— Court exercice A —
Dans la lettre datée des Délices, sur quoi porte la taxe contre laquelle le parlement fait des remontrances ?

Aux Délices, 23 août 1756
Dites moi donc, madame, vous qui êtes sur les bords du Rhin, si notre chère Marie Thérèse, impératrice-reine, dont la tête me tourne, prépare des efforts réels pour reprendre sa Silésie.
Voilà un beau moment; et si elle le manque, elle n'y reviendra plus. Ne seriez vous pas bien aise de voir deux femmes, deux impératrices, peloter un peu notre grand roi de Prusse, notre Salomon du nord? Pour moi, dans ma douce retraite, au bord de mon lac, je ne sais aucune nouvelle; je n'apprends rien que par les gazettes. Elles me disent qu'on coupe des têtes en Suède; mais elles ne me disent rien de cette reine Ulrique que j'ai vue si belle, pour qui j'ai fait autrefois des vers, et qui, sans vanité, en a fait aussi pour moi. Je suis très fâché qu'elle se soit brouillée si sérieusement avec son parlement. Le nôtre fait, dit on, des remontrances pour une taxe sur les cartes, et brûle des mandements d'évêque. On vous envoie dans votre Alsace un confesseur, un martyr de la constitution, que j'ai vu quelque temps fort amoureux, et dont sa maîtresse était aussi mécontente que ses créanciers. Les saints sont d'étranges gens. Portez vous bien, madame; faites du feu dès le mois de septembre. Traitez le climat du Rhin comme je traite celui du lac. Vivez avec une amie charmante. Souvenez vous quelquefois de moi. Madame Denis et moi nous vous présentons nos respects. Il est triste pour nous que ce soit de si loin.

— Court exercice B —
Dans les enregistrements, reprenez les lignes allant de celle qui contient « highlight-digit: 5 — [313, 374, 320, 387] » jusqu'à celle qui contient « prize-value: 56 — [44, 0, 467, 26] ». Substituez-y « prize-name » à « prize-label », sans rien changer d'autre.

— Enregistrements de données —
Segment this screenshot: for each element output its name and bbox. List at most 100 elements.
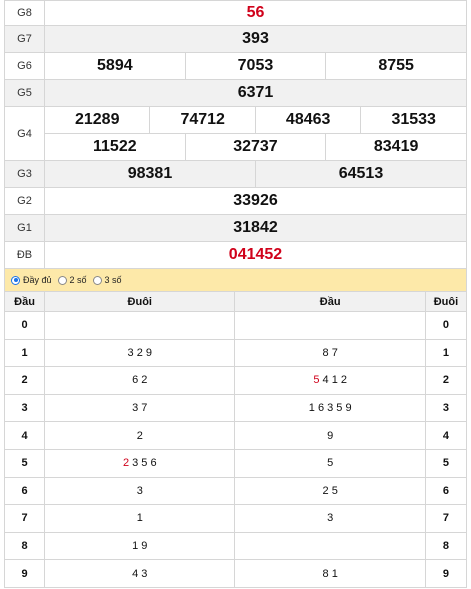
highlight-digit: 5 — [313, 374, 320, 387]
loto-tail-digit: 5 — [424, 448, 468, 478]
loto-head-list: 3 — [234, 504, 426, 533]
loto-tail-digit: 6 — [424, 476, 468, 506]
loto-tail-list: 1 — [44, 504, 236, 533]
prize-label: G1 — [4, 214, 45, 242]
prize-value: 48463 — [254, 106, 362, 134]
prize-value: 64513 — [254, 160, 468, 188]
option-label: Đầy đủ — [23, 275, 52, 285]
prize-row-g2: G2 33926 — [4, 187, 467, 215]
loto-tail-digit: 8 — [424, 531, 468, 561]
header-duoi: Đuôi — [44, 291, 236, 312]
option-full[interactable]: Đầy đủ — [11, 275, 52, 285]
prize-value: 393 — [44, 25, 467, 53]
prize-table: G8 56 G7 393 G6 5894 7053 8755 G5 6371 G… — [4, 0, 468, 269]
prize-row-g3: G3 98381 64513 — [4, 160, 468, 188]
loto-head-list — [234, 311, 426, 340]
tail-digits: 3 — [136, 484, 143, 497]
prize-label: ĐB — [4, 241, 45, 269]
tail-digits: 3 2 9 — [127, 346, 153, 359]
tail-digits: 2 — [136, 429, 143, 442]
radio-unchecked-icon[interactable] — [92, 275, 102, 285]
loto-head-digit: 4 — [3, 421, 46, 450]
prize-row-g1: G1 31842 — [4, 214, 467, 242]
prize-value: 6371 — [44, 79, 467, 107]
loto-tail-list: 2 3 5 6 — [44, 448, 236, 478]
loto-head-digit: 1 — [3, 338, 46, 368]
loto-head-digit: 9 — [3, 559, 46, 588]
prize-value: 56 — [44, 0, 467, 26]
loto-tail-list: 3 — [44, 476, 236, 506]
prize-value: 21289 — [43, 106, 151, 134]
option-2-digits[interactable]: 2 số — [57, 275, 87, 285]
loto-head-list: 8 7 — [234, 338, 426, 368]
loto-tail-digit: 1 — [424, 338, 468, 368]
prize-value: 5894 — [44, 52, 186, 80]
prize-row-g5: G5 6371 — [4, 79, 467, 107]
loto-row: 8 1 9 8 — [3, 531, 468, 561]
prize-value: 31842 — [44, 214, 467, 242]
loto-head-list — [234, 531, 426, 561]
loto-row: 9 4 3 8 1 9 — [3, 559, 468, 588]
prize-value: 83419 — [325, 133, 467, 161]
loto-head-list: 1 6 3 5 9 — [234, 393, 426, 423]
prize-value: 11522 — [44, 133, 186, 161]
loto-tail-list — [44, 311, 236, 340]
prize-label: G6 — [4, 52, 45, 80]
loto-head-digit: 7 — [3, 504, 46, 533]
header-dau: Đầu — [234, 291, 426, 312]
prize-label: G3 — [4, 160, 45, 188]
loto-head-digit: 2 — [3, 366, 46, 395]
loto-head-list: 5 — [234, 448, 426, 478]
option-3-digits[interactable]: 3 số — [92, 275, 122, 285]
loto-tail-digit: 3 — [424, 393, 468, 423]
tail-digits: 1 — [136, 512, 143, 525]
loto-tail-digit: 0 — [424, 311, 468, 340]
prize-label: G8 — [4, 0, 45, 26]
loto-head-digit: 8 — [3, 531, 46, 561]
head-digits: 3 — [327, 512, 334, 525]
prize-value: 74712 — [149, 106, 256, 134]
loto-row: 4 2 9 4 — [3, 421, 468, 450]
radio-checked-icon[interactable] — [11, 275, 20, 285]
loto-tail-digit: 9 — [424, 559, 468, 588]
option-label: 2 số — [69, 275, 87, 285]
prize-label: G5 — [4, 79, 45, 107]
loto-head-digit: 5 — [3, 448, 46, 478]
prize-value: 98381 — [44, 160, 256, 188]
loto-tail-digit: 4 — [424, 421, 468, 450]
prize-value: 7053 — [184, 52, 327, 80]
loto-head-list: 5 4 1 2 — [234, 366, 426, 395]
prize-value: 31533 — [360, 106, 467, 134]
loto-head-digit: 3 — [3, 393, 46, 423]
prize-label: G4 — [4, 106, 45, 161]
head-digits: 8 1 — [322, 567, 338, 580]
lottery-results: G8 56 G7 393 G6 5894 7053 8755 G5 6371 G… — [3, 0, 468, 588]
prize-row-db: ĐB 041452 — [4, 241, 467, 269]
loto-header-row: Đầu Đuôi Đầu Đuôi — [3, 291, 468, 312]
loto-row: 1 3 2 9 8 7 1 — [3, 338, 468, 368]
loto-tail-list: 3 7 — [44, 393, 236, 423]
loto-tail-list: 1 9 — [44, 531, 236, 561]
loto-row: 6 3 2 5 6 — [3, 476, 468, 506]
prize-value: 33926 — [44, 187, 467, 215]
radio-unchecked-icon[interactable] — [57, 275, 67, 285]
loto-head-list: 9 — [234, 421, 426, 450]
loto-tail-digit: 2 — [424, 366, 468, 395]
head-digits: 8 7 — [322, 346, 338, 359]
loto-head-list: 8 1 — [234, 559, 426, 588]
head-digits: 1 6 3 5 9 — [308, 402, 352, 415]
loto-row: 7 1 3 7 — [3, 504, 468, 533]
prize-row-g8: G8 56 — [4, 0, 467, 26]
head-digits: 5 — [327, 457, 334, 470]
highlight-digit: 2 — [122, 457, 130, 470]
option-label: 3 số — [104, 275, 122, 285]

— Réponse finale A —
Sur les cartes.

— Réponse finale B —
highlight-digit: 5 — [313, 374, 320, 387]
loto-tail-digit: 5 — [424, 448, 468, 478]
loto-head-list: 3 — [234, 504, 426, 533]
loto-tail-digit: 6 — [424, 476, 468, 506]
loto-tail-list: 1 — [44, 504, 236, 533]
prize-name: G1 — [4, 214, 45, 242]
prize-value: 48463 — [254, 106, 362, 134]
prize-value: 64513 — [254, 160, 468, 188]
option-label: Đầy đủ — [23, 275, 52, 285]
prize-row-g2: G2 33926 — [4, 187, 467, 215]
loto-tail-digit: 8 — [424, 531, 468, 561]
header-duoi: Đuôi — [44, 291, 236, 312]
option-full[interactable]: Đầy đủ — [11, 275, 52, 285]
prize-value: 393 — [44, 25, 467, 53]
prize-table: G8 56 G7 393 G6 5894 7053 8755 G5 6371 G… — [4, 0, 468, 269]
prize-row-g3: G3 98381 64513 — [4, 160, 468, 188]
loto-head-list — [234, 311, 426, 340]
tail-digits: 3 — [136, 484, 143, 497]
prize-name: ĐB — [4, 241, 45, 269]
tail-digits: 3 2 9 — [127, 346, 153, 359]
tail-digits: 2 — [136, 429, 143, 442]
radio-unchecked-icon[interactable] — [92, 275, 102, 285]
loto-head-digit: 4 — [3, 421, 46, 450]
prize-row-g1: G1 31842 — [4, 214, 467, 242]
prize-value: 6371 — [44, 79, 467, 107]
loto-tail-list: 2 3 5 6 — [44, 448, 236, 478]
loto-head-digit: 1 — [3, 338, 46, 368]
loto-head-digit: 9 — [3, 559, 46, 588]
prize-value: 56 — [44, 0, 467, 26]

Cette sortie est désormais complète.